YOUR OBJECTIVE - Go through the entries below and print each one exactly, leaving out pictures.

DATA PROVIDED -
- - - - -

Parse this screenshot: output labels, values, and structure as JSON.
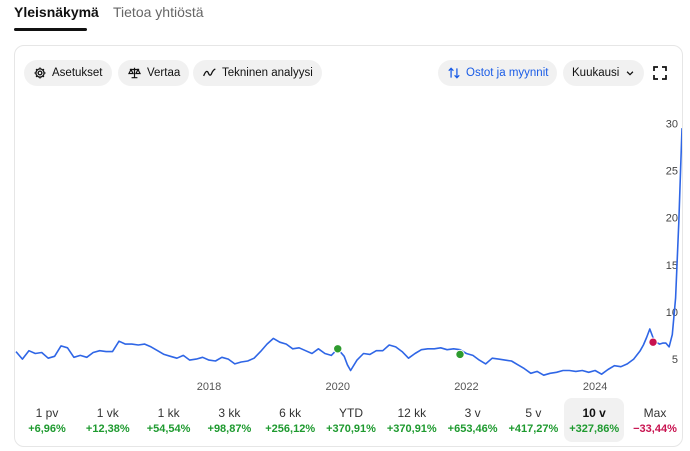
{
  "tabs": [
    {
      "label": "Yleisnäkymä",
      "active": true
    },
    {
      "label": "Tietoa yhtiöstä",
      "active": false
    }
  ],
  "toolbar": {
    "settings": "Asetukset",
    "compare": "Vertaa",
    "technical": "Tekninen analyysi",
    "trades": "Ostot ja myynnit",
    "interval": "Kuukausi"
  },
  "chart_data": {
    "type": "line",
    "y_axis_side": "right",
    "ylim": [
      3,
      31
    ],
    "yticks": [
      5,
      10,
      15,
      20,
      25,
      30
    ],
    "xlim": [
      2015.0,
      2025.35
    ],
    "xticks": [
      {
        "x": 2018,
        "label": "2018"
      },
      {
        "x": 2020,
        "label": "2020"
      },
      {
        "x": 2022,
        "label": "2022"
      },
      {
        "x": 2024,
        "label": "2024"
      }
    ],
    "line_color": "#2f66e6",
    "series": [
      {
        "points": [
          [
            2015.0,
            5.8
          ],
          [
            2015.1,
            5.0
          ],
          [
            2015.2,
            5.9
          ],
          [
            2015.3,
            5.6
          ],
          [
            2015.4,
            5.7
          ],
          [
            2015.5,
            5.1
          ],
          [
            2015.6,
            5.3
          ],
          [
            2015.7,
            6.4
          ],
          [
            2015.8,
            6.2
          ],
          [
            2015.9,
            5.2
          ],
          [
            2016.0,
            5.4
          ],
          [
            2016.1,
            5.2
          ],
          [
            2016.2,
            5.7
          ],
          [
            2016.3,
            5.9
          ],
          [
            2016.4,
            5.8
          ],
          [
            2016.5,
            5.8
          ],
          [
            2016.6,
            6.9
          ],
          [
            2016.7,
            6.6
          ],
          [
            2016.8,
            6.6
          ],
          [
            2016.9,
            6.5
          ],
          [
            2017.0,
            6.6
          ],
          [
            2017.1,
            6.3
          ],
          [
            2017.2,
            5.9
          ],
          [
            2017.3,
            5.5
          ],
          [
            2017.4,
            5.3
          ],
          [
            2017.5,
            5.1
          ],
          [
            2017.6,
            5.4
          ],
          [
            2017.7,
            4.9
          ],
          [
            2017.8,
            5.0
          ],
          [
            2017.9,
            5.2
          ],
          [
            2018.0,
            4.9
          ],
          [
            2018.1,
            4.8
          ],
          [
            2018.2,
            5.2
          ],
          [
            2018.3,
            5.0
          ],
          [
            2018.4,
            4.5
          ],
          [
            2018.5,
            4.7
          ],
          [
            2018.6,
            4.8
          ],
          [
            2018.7,
            5.1
          ],
          [
            2018.8,
            5.8
          ],
          [
            2018.9,
            6.6
          ],
          [
            2019.0,
            7.2
          ],
          [
            2019.1,
            6.8
          ],
          [
            2019.2,
            6.6
          ],
          [
            2019.3,
            6.1
          ],
          [
            2019.4,
            6.2
          ],
          [
            2019.5,
            5.9
          ],
          [
            2019.6,
            5.6
          ],
          [
            2019.7,
            6.1
          ],
          [
            2019.8,
            5.6
          ],
          [
            2019.9,
            5.4
          ],
          [
            2020.0,
            6.1
          ],
          [
            2020.1,
            5.3
          ],
          [
            2020.15,
            4.4
          ],
          [
            2020.2,
            3.8
          ],
          [
            2020.3,
            4.9
          ],
          [
            2020.4,
            5.6
          ],
          [
            2020.5,
            5.5
          ],
          [
            2020.6,
            5.9
          ],
          [
            2020.7,
            5.9
          ],
          [
            2020.8,
            6.5
          ],
          [
            2020.9,
            6.3
          ],
          [
            2021.0,
            5.8
          ],
          [
            2021.1,
            5.1
          ],
          [
            2021.2,
            5.6
          ],
          [
            2021.3,
            6.0
          ],
          [
            2021.4,
            6.1
          ],
          [
            2021.5,
            6.1
          ],
          [
            2021.6,
            6.2
          ],
          [
            2021.7,
            6.0
          ],
          [
            2021.8,
            6.1
          ],
          [
            2021.9,
            6.0
          ],
          [
            2022.0,
            5.6
          ],
          [
            2022.1,
            5.4
          ],
          [
            2022.2,
            4.9
          ],
          [
            2022.3,
            4.5
          ],
          [
            2022.4,
            5.1
          ],
          [
            2022.5,
            5.0
          ],
          [
            2022.6,
            4.9
          ],
          [
            2022.7,
            4.8
          ],
          [
            2022.8,
            4.4
          ],
          [
            2022.9,
            4.0
          ],
          [
            2023.0,
            3.5
          ],
          [
            2023.1,
            3.7
          ],
          [
            2023.2,
            3.3
          ],
          [
            2023.3,
            3.5
          ],
          [
            2023.4,
            3.6
          ],
          [
            2023.5,
            3.8
          ],
          [
            2023.6,
            3.8
          ],
          [
            2023.7,
            3.7
          ],
          [
            2023.8,
            3.8
          ],
          [
            2023.9,
            3.6
          ],
          [
            2024.0,
            3.8
          ],
          [
            2024.1,
            3.4
          ],
          [
            2024.2,
            3.9
          ],
          [
            2024.3,
            4.3
          ],
          [
            2024.4,
            4.2
          ],
          [
            2024.5,
            4.5
          ],
          [
            2024.6,
            5.0
          ],
          [
            2024.7,
            5.9
          ],
          [
            2024.75,
            6.5
          ],
          [
            2024.8,
            7.3
          ],
          [
            2024.85,
            8.2
          ],
          [
            2024.9,
            7.3
          ],
          [
            2024.95,
            6.8
          ],
          [
            2025.0,
            6.6
          ],
          [
            2025.05,
            6.7
          ],
          [
            2025.1,
            6.7
          ],
          [
            2025.15,
            6.3
          ],
          [
            2025.2,
            7.6
          ],
          [
            2025.25,
            11.5
          ],
          [
            2025.3,
            19.5
          ],
          [
            2025.35,
            29.5
          ]
        ]
      }
    ],
    "markers": [
      {
        "x": 2020.0,
        "y": 6.1,
        "color": "#2e9b2e"
      },
      {
        "x": 2021.9,
        "y": 5.5,
        "color": "#2e9b2e"
      },
      {
        "x": 2024.9,
        "y": 6.8,
        "color": "#c8124f"
      }
    ]
  },
  "periods": [
    {
      "label": "1 pv",
      "change": "+6,96%",
      "sign": "pos"
    },
    {
      "label": "1 vk",
      "change": "+12,38%",
      "sign": "pos"
    },
    {
      "label": "1 kk",
      "change": "+54,54%",
      "sign": "pos"
    },
    {
      "label": "3 kk",
      "change": "+98,87%",
      "sign": "pos"
    },
    {
      "label": "6 kk",
      "change": "+256,12%",
      "sign": "pos"
    },
    {
      "label": "YTD",
      "change": "+370,91%",
      "sign": "pos"
    },
    {
      "label": "12 kk",
      "change": "+370,91%",
      "sign": "pos"
    },
    {
      "label": "3 v",
      "change": "+653,46%",
      "sign": "pos"
    },
    {
      "label": "5 v",
      "change": "+417,27%",
      "sign": "pos"
    },
    {
      "label": "10 v",
      "change": "+327,86%",
      "sign": "pos",
      "selected": true
    },
    {
      "label": "Max",
      "change": "−33,44%",
      "sign": "neg"
    }
  ],
  "icons": {
    "settings": "gear-icon",
    "compare": "scale-icon",
    "technical": "trend-line-icon",
    "trades": "arrows-up-down-icon",
    "interval": "chevron-down-icon",
    "expand": "fullscreen-icon"
  }
}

- - - - -

EXPECTED ANSWER -
Parse this screenshot: output labels, values, and structure as JSON.
{
  "tabs": [
    {
      "label": "Yleisnäkymä",
      "active": true
    },
    {
      "label": "Tietoa yhtiöstä",
      "active": false
    }
  ],
  "toolbar": {
    "settings": "Asetukset",
    "compare": "Vertaa",
    "technical": "Tekninen analyysi",
    "trades": "Ostot ja myynnit",
    "interval": "Kuukausi"
  },
  "chart_data": {
    "type": "line",
    "y_axis_side": "right",
    "ylim": [
      3,
      31
    ],
    "yticks": [
      5,
      10,
      15,
      20,
      25,
      30
    ],
    "xlim": [
      2015.0,
      2025.35
    ],
    "xticks": [
      {
        "x": 2018,
        "label": "2018"
      },
      {
        "x": 2020,
        "label": "2020"
      },
      {
        "x": 2022,
        "label": "2022"
      },
      {
        "x": 2024,
        "label": "2024"
      }
    ],
    "line_color": "#2f66e6",
    "series": [
      {
        "points": [
          [
            2015.0,
            5.8
          ],
          [
            2015.1,
            5.0
          ],
          [
            2015.2,
            5.9
          ],
          [
            2015.3,
            5.6
          ],
          [
            2015.4,
            5.7
          ],
          [
            2015.5,
            5.1
          ],
          [
            2015.6,
            5.3
          ],
          [
            2015.7,
            6.4
          ],
          [
            2015.8,
            6.2
          ],
          [
            2015.9,
            5.2
          ],
          [
            2016.0,
            5.4
          ],
          [
            2016.1,
            5.2
          ],
          [
            2016.2,
            5.7
          ],
          [
            2016.3,
            5.9
          ],
          [
            2016.4,
            5.8
          ],
          [
            2016.5,
            5.8
          ],
          [
            2016.6,
            6.9
          ],
          [
            2016.7,
            6.6
          ],
          [
            2016.8,
            6.6
          ],
          [
            2016.9,
            6.5
          ],
          [
            2017.0,
            6.6
          ],
          [
            2017.1,
            6.3
          ],
          [
            2017.2,
            5.9
          ],
          [
            2017.3,
            5.5
          ],
          [
            2017.4,
            5.3
          ],
          [
            2017.5,
            5.1
          ],
          [
            2017.6,
            5.4
          ],
          [
            2017.7,
            4.9
          ],
          [
            2017.8,
            5.0
          ],
          [
            2017.9,
            5.2
          ],
          [
            2018.0,
            4.9
          ],
          [
            2018.1,
            4.8
          ],
          [
            2018.2,
            5.2
          ],
          [
            2018.3,
            5.0
          ],
          [
            2018.4,
            4.5
          ],
          [
            2018.5,
            4.7
          ],
          [
            2018.6,
            4.8
          ],
          [
            2018.7,
            5.1
          ],
          [
            2018.8,
            5.8
          ],
          [
            2018.9,
            6.6
          ],
          [
            2019.0,
            7.2
          ],
          [
            2019.1,
            6.8
          ],
          [
            2019.2,
            6.6
          ],
          [
            2019.3,
            6.1
          ],
          [
            2019.4,
            6.2
          ],
          [
            2019.5,
            5.9
          ],
          [
            2019.6,
            5.6
          ],
          [
            2019.7,
            6.1
          ],
          [
            2019.8,
            5.6
          ],
          [
            2019.9,
            5.4
          ],
          [
            2020.0,
            6.1
          ],
          [
            2020.1,
            5.3
          ],
          [
            2020.15,
            4.4
          ],
          [
            2020.2,
            3.8
          ],
          [
            2020.3,
            4.9
          ],
          [
            2020.4,
            5.6
          ],
          [
            2020.5,
            5.5
          ],
          [
            2020.6,
            5.9
          ],
          [
            2020.7,
            5.9
          ],
          [
            2020.8,
            6.5
          ],
          [
            2020.9,
            6.3
          ],
          [
            2021.0,
            5.8
          ],
          [
            2021.1,
            5.1
          ],
          [
            2021.2,
            5.6
          ],
          [
            2021.3,
            6.0
          ],
          [
            2021.4,
            6.1
          ],
          [
            2021.5,
            6.1
          ],
          [
            2021.6,
            6.2
          ],
          [
            2021.7,
            6.0
          ],
          [
            2021.8,
            6.1
          ],
          [
            2021.9,
            6.0
          ],
          [
            2022.0,
            5.6
          ],
          [
            2022.1,
            5.4
          ],
          [
            2022.2,
            4.9
          ],
          [
            2022.3,
            4.5
          ],
          [
            2022.4,
            5.1
          ],
          [
            2022.5,
            5.0
          ],
          [
            2022.6,
            4.9
          ],
          [
            2022.7,
            4.8
          ],
          [
            2022.8,
            4.4
          ],
          [
            2022.9,
            4.0
          ],
          [
            2023.0,
            3.5
          ],
          [
            2023.1,
            3.7
          ],
          [
            2023.2,
            3.3
          ],
          [
            2023.3,
            3.5
          ],
          [
            2023.4,
            3.6
          ],
          [
            2023.5,
            3.8
          ],
          [
            2023.6,
            3.8
          ],
          [
            2023.7,
            3.7
          ],
          [
            2023.8,
            3.8
          ],
          [
            2023.9,
            3.6
          ],
          [
            2024.0,
            3.8
          ],
          [
            2024.1,
            3.4
          ],
          [
            2024.2,
            3.9
          ],
          [
            2024.3,
            4.3
          ],
          [
            2024.4,
            4.2
          ],
          [
            2024.5,
            4.5
          ],
          [
            2024.6,
            5.0
          ],
          [
            2024.7,
            5.9
          ],
          [
            2024.75,
            6.5
          ],
          [
            2024.8,
            7.3
          ],
          [
            2024.85,
            8.2
          ],
          [
            2024.9,
            7.3
          ],
          [
            2024.95,
            6.8
          ],
          [
            2025.0,
            6.6
          ],
          [
            2025.05,
            6.7
          ],
          [
            2025.1,
            6.7
          ],
          [
            2025.15,
            6.3
          ],
          [
            2025.2,
            7.6
          ],
          [
            2025.25,
            11.5
          ],
          [
            2025.3,
            19.5
          ],
          [
            2025.35,
            29.5
          ]
        ]
      }
    ],
    "markers": [
      {
        "x": 2020.0,
        "y": 6.1,
        "color": "#2e9b2e"
      },
      {
        "x": 2021.9,
        "y": 5.5,
        "color": "#2e9b2e"
      },
      {
        "x": 2024.9,
        "y": 6.8,
        "color": "#c8124f"
      }
    ]
  },
  "periods": [
    {
      "label": "1 pv",
      "change": "+6,96%",
      "sign": "pos"
    },
    {
      "label": "1 vk",
      "change": "+12,38%",
      "sign": "pos"
    },
    {
      "label": "1 kk",
      "change": "+54,54%",
      "sign": "pos"
    },
    {
      "label": "3 kk",
      "change": "+98,87%",
      "sign": "pos"
    },
    {
      "label": "6 kk",
      "change": "+256,12%",
      "sign": "pos"
    },
    {
      "label": "YTD",
      "change": "+370,91%",
      "sign": "pos"
    },
    {
      "label": "12 kk",
      "change": "+370,91%",
      "sign": "pos"
    },
    {
      "label": "3 v",
      "change": "+653,46%",
      "sign": "pos"
    },
    {
      "label": "5 v",
      "change": "+417,27%",
      "sign": "pos"
    },
    {
      "label": "10 v",
      "change": "+327,86%",
      "sign": "pos",
      "selected": true
    },
    {
      "label": "Max",
      "change": "−33,44%",
      "sign": "neg"
    }
  ],
  "icons": {
    "settings": "gear-icon",
    "compare": "scale-icon",
    "technical": "trend-line-icon",
    "trades": "arrows-up-down-icon",
    "interval": "chevron-down-icon",
    "expand": "fullscreen-icon"
  }
}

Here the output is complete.